Collected data entries:
════════
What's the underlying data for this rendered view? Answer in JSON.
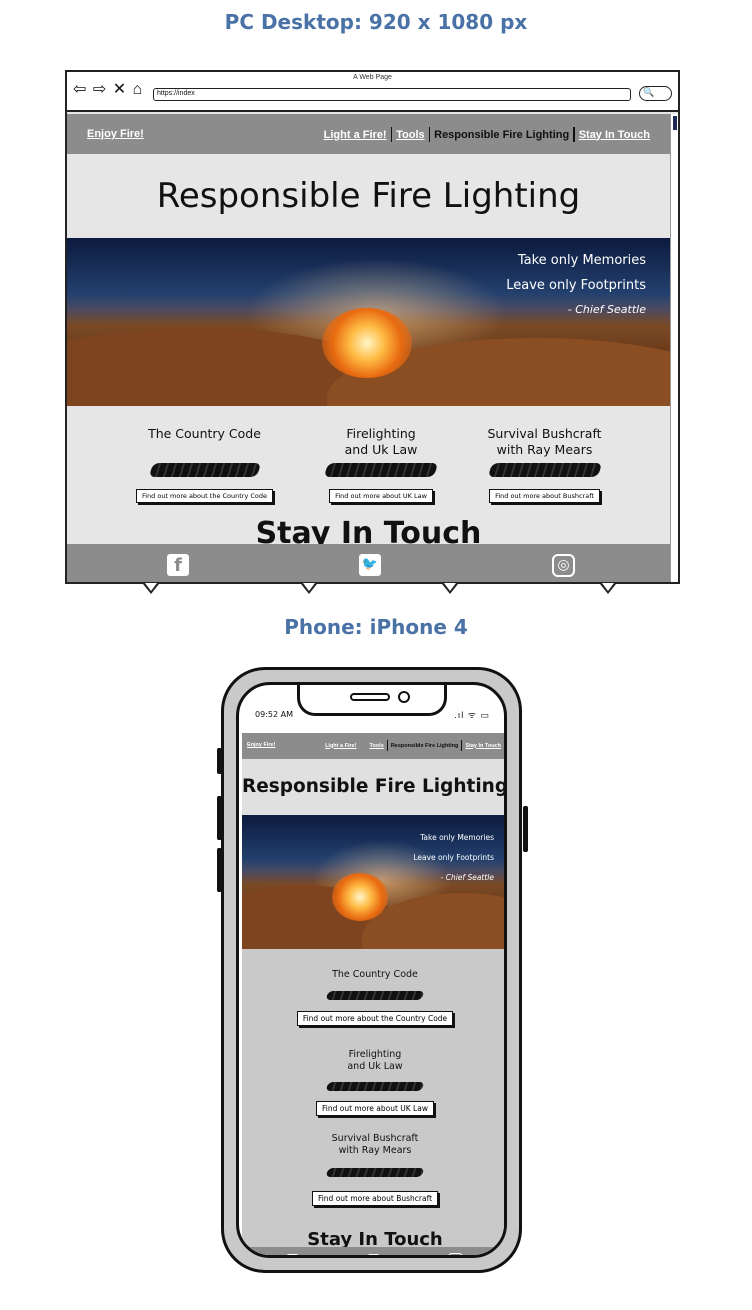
{
  "labels": {
    "desktop": "PC Desktop: 920 x 1080 px",
    "phone": "Phone: iPhone 4"
  },
  "browser": {
    "window_title": "A Web Page",
    "url": "https://index",
    "nav_glyphs": "⇦ ⇨ ✕ ⌂",
    "search_glyph": "🔍"
  },
  "nav": {
    "brand": "Enjoy Fire!",
    "links": [
      {
        "label": "Light a Fire!",
        "active": false
      },
      {
        "label": "Tools",
        "active": false
      },
      {
        "label": "Responsible Fire Lighting",
        "active": true
      },
      {
        "label": "Stay In Touch",
        "active": false
      }
    ]
  },
  "page": {
    "heading": "Responsible Fire Lighting",
    "quote_line1": "Take only Memories",
    "quote_line2": "Leave only Footprints",
    "quote_attribution": "- Chief Seattle"
  },
  "cards": [
    {
      "title_line1": "The Country Code",
      "title_line2": "",
      "button": "Find out more about the Country Code"
    },
    {
      "title_line1": "Firelighting",
      "title_line2": "and Uk Law",
      "button": "Find out more about UK Law"
    },
    {
      "title_line1": "Survival Bushcraft",
      "title_line2": "with Ray Mears",
      "button": "Find out more about Bushcraft"
    }
  ],
  "stay_in_touch": "Stay In Touch",
  "social": {
    "facebook": "f",
    "twitter": "🐦",
    "instagram": "◎"
  },
  "phone_status": {
    "time": "09:52 AM",
    "icons": ".ıl ᯤ ▭"
  },
  "colors": {
    "label_blue": "#4a72a6",
    "nav_grey": "#8c8c8c",
    "page_grey": "#e6e6e6",
    "phone_bg": "#c9c9c9"
  }
}
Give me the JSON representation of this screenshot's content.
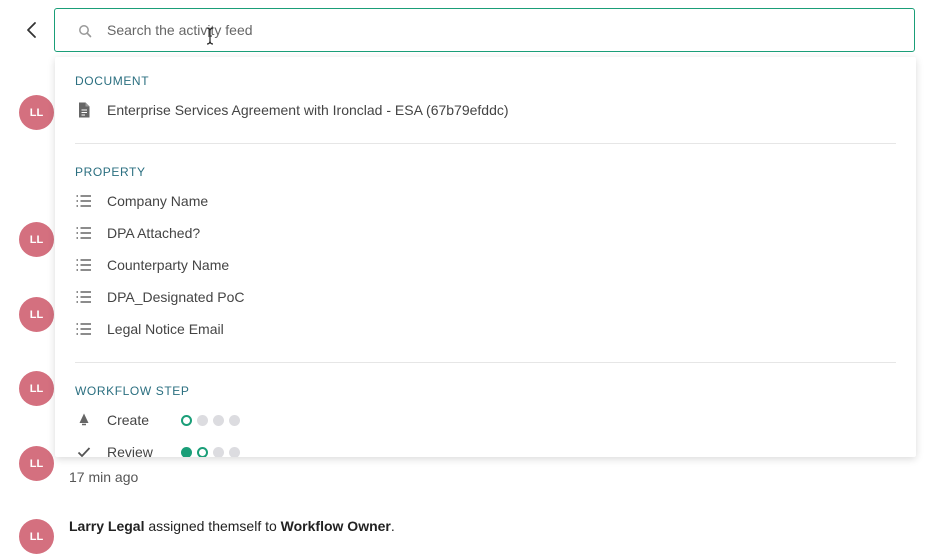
{
  "search": {
    "placeholder": "Search the activity feed"
  },
  "feed": {
    "avatar_initials": "LL",
    "items": [
      {
        "time": "17 min ago"
      },
      {
        "actor": "Larry Legal",
        "action": " assigned themself to ",
        "target": "Workflow Owner",
        "end": "."
      }
    ]
  },
  "dropdown": {
    "sections": [
      {
        "title": "DOCUMENT",
        "items": [
          {
            "label": "Enterprise Services Agreement with Ironclad - ESA (67b79efddc)",
            "icon": "document-icon"
          }
        ]
      },
      {
        "title": "PROPERTY",
        "items": [
          {
            "label": "Company Name",
            "icon": "list-icon"
          },
          {
            "label": "DPA Attached?",
            "icon": "list-icon"
          },
          {
            "label": "Counterparty Name",
            "icon": "list-icon"
          },
          {
            "label": "DPA_Designated PoC",
            "icon": "list-icon"
          },
          {
            "label": "Legal Notice Email",
            "icon": "list-icon"
          }
        ]
      },
      {
        "title": "WORKFLOW STEP",
        "items": [
          {
            "label": "Create",
            "icon": "create-step-icon",
            "progress_step": 1,
            "progress_total": 4
          },
          {
            "label": "Review",
            "icon": "check-icon",
            "progress_step": 2,
            "progress_total": 4
          }
        ]
      }
    ]
  },
  "colors": {
    "accent": "#1a9e78",
    "avatar": "#d4707f",
    "section_title": "#2b6f80"
  }
}
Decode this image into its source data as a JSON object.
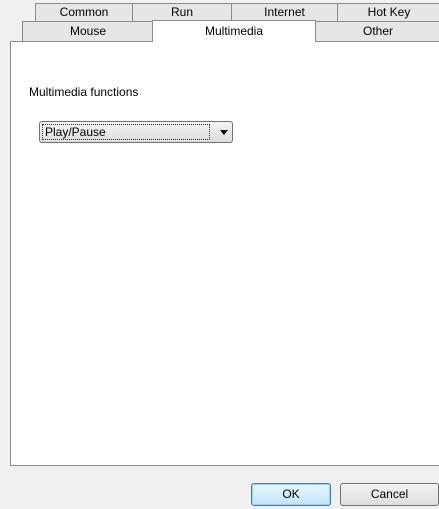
{
  "tabs_row1": [
    {
      "label": "Common"
    },
    {
      "label": "Run"
    },
    {
      "label": "Internet"
    },
    {
      "label": "Hot Key"
    }
  ],
  "tabs_row2": [
    {
      "label": "Mouse"
    },
    {
      "label": "Multimedia",
      "selected": true
    },
    {
      "label": "Other"
    }
  ],
  "panel": {
    "multimedia_label": "Multimedia functions",
    "function_select": {
      "value": "Play/Pause"
    }
  },
  "buttons": {
    "ok": "OK",
    "cancel": "Cancel"
  }
}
════════
• **EXERCISE DESCRIPTION**
Look through the data above. Each line containing the word "with" needs to be copied.

• **RESPONSE**
      "title_line2": "with Ray Mears",
            "label": "Enterprise Services Agreement with Ironclad - ESA (67b79efddc)",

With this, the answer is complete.